+++ EXERCISE DATA

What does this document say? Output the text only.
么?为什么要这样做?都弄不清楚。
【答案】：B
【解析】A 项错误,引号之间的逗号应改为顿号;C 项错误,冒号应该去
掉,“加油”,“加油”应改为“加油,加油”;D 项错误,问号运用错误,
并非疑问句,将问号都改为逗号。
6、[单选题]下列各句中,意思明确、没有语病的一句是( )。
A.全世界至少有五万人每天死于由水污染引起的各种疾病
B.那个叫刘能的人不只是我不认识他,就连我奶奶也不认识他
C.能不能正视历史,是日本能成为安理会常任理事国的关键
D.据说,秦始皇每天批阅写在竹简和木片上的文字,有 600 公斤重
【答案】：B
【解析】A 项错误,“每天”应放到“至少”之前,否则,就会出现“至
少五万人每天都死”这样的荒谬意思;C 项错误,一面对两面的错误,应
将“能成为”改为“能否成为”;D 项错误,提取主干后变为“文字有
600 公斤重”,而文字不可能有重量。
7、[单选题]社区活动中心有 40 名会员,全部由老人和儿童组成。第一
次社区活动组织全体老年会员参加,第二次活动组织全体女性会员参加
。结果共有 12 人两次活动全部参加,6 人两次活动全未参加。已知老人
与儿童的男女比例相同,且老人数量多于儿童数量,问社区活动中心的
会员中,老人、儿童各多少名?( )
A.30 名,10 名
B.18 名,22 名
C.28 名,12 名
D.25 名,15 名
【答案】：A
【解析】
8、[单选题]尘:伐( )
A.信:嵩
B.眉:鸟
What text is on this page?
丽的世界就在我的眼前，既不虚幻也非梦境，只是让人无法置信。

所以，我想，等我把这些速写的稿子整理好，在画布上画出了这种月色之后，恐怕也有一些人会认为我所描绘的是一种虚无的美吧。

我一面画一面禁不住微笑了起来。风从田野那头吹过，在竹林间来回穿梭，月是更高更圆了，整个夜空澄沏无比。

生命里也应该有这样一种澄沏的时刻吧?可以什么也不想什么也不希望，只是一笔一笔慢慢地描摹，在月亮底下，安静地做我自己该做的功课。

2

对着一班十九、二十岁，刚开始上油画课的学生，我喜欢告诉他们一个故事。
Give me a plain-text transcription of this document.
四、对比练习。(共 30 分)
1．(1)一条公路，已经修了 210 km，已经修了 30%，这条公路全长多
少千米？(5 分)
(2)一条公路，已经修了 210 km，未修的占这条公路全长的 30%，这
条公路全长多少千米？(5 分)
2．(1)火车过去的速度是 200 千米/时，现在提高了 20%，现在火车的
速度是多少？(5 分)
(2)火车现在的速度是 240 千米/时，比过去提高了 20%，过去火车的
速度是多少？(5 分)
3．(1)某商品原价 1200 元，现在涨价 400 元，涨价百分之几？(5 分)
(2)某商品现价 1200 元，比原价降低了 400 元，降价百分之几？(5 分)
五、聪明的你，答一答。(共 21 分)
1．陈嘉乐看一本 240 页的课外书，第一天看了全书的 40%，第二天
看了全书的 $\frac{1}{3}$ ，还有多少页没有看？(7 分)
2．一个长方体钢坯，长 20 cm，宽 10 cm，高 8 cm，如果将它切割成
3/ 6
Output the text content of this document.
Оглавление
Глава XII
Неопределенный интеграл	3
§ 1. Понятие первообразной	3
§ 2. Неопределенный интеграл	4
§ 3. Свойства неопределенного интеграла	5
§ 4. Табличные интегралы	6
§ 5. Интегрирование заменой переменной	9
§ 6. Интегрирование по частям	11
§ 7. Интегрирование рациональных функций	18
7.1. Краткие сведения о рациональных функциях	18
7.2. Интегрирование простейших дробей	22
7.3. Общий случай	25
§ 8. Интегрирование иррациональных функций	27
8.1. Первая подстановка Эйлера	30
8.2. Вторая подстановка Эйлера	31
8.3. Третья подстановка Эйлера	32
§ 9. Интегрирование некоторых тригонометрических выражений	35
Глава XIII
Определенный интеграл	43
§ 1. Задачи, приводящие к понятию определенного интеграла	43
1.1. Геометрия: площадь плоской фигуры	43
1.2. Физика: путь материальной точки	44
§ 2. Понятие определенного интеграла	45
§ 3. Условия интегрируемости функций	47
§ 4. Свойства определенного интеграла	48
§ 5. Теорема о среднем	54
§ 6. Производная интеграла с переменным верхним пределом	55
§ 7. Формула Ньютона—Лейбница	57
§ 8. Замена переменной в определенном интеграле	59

++++++

Your task is to output the full set of records exactly as presented.

◆ EXERCISE ANSWER
What does this document say? Output the text only.
么?为什么要这样做?都弄不清楚。
【答案】：B
【解析】A 项错误,引号之间的逗号应改为顿号;C 项错误,冒号应该去
掉,“加油”,“加油”应改为“加油,加油”;D 项错误,问号运用错误,
并非疑问句,将问号都改为逗号。
6、[单选题]下列各句中,意思明确、没有语病的一句是( )。
A.全世界至少有五万人每天死于由水污染引起的各种疾病
B.那个叫刘能的人不只是我不认识他,就连我奶奶也不认识他
C.能不能正视历史,是日本能成为安理会常任理事国的关键
D.据说,秦始皇每天批阅写在竹简和木片上的文字,有 600 公斤重
【答案】：B
【解析】A 项错误,“每天”应放到“至少”之前,否则,就会出现“至
少五万人每天都死”这样的荒谬意思;C 项错误,一面对两面的错误,应
将“能成为”改为“能否成为”;D 项错误,提取主干后变为“文字有
600 公斤重”,而文字不可能有重量。
7、[单选题]社区活动中心有 40 名会员,全部由老人和儿童组成。第一
次社区活动组织全体老年会员参加,第二次活动组织全体女性会员参加
。结果共有 12 人两次活动全部参加,6 人两次活动全未参加。已知老人
与儿童的男女比例相同,且老人数量多于儿童数量,问社区活动中心的
会员中,老人、儿童各多少名?( )
A.30 名,10 名
B.18 名,22 名
C.28 名,12 名
D.25 名,15 名
【答案】：A
【解析】
8、[单选题]尘:伐( )
A.信:嵩
B.眉:鸟
What text is on this page?
丽的世界就在我的眼前，既不虚幻也非梦境，只是让人无法置信。

所以，我想，等我把这些速写的稿子整理好，在画布上画出了这种月色之后，恐怕也有一些人会认为我所描绘的是一种虚无的美吧。

我一面画一面禁不住微笑了起来。风从田野那头吹过，在竹林间来回穿梭，月是更高更圆了，整个夜空澄沏无比。

生命里也应该有这样一种澄沏的时刻吧?可以什么也不想什么也不希望，只是一笔一笔慢慢地描摹，在月亮底下，安静地做我自己该做的功课。

2

对着一班十九、二十岁，刚开始上油画课的学生，我喜欢告诉他们一个故事。
Give me a plain-text transcription of this document.
四、对比练习。(共 30 分)
1．(1)一条公路，已经修了 210 km，已经修了 30%，这条公路全长多
少千米？(5 分)
(2)一条公路，已经修了 210 km，未修的占这条公路全长的 30%，这
条公路全长多少千米？(5 分)
2．(1)火车过去的速度是 200 千米/时，现在提高了 20%，现在火车的
速度是多少？(5 分)
(2)火车现在的速度是 240 千米/时，比过去提高了 20%，过去火车的
速度是多少？(5 分)
3．(1)某商品原价 1200 元，现在涨价 400 元，涨价百分之几？(5 分)
(2)某商品现价 1200 元，比原价降低了 400 元，降价百分之几？(5 分)
五、聪明的你，答一答。(共 21 分)
1．陈嘉乐看一本 240 页的课外书，第一天看了全书的 40%，第二天
看了全书的 $\frac{1}{3}$ ，还有多少页没有看？(7 分)
2．一个长方体钢坯，长 20 cm，宽 10 cm，高 8 cm，如果将它切割成
3/ 6
Output the text content of this document.
Оглавление
Глава XII
Неопределенный интеграл	3
§ 1. Понятие первообразной	3
§ 2. Неопределенный интеграл	4
§ 3. Свойства неопределенного интеграла	5
§ 4. Табличные интегралы	6
§ 5. Интегрирование заменой переменной	9
§ 6. Интегрирование по частям	11
§ 7. Интегрирование рациональных функций	18
7.1. Краткие сведения о рациональных функциях	18
7.2. Интегрирование простейших дробей	22
7.3. Общий случай	25
§ 8. Интегрирование иррациональных функций	27
8.1. Первая подстановка Эйлера	30
8.2. Вторая подстановка Эйлера	31
8.3. Третья подстановка Эйлера	32
§ 9. Интегрирование некоторых тригонометрических выражений	35
Глава XIII
Определенный интеграл	43
§ 1. Задачи, приводящие к понятию определенного интеграла	43
1.1. Геометрия: площадь плоской фигуры	43
1.2. Физика: путь материальной точки	44
§ 2. Понятие определенного интеграла	45
§ 3. Условия интегрируемости функций	47
§ 4. Свойства определенного интеграла	48
§ 5. Теорема о среднем	54
§ 6. Производная интеграла с переменным верхним пределом	55
§ 7. Формула Ньютона—Лейбница	57
§ 8. Замена переменной в определенном интеграле	59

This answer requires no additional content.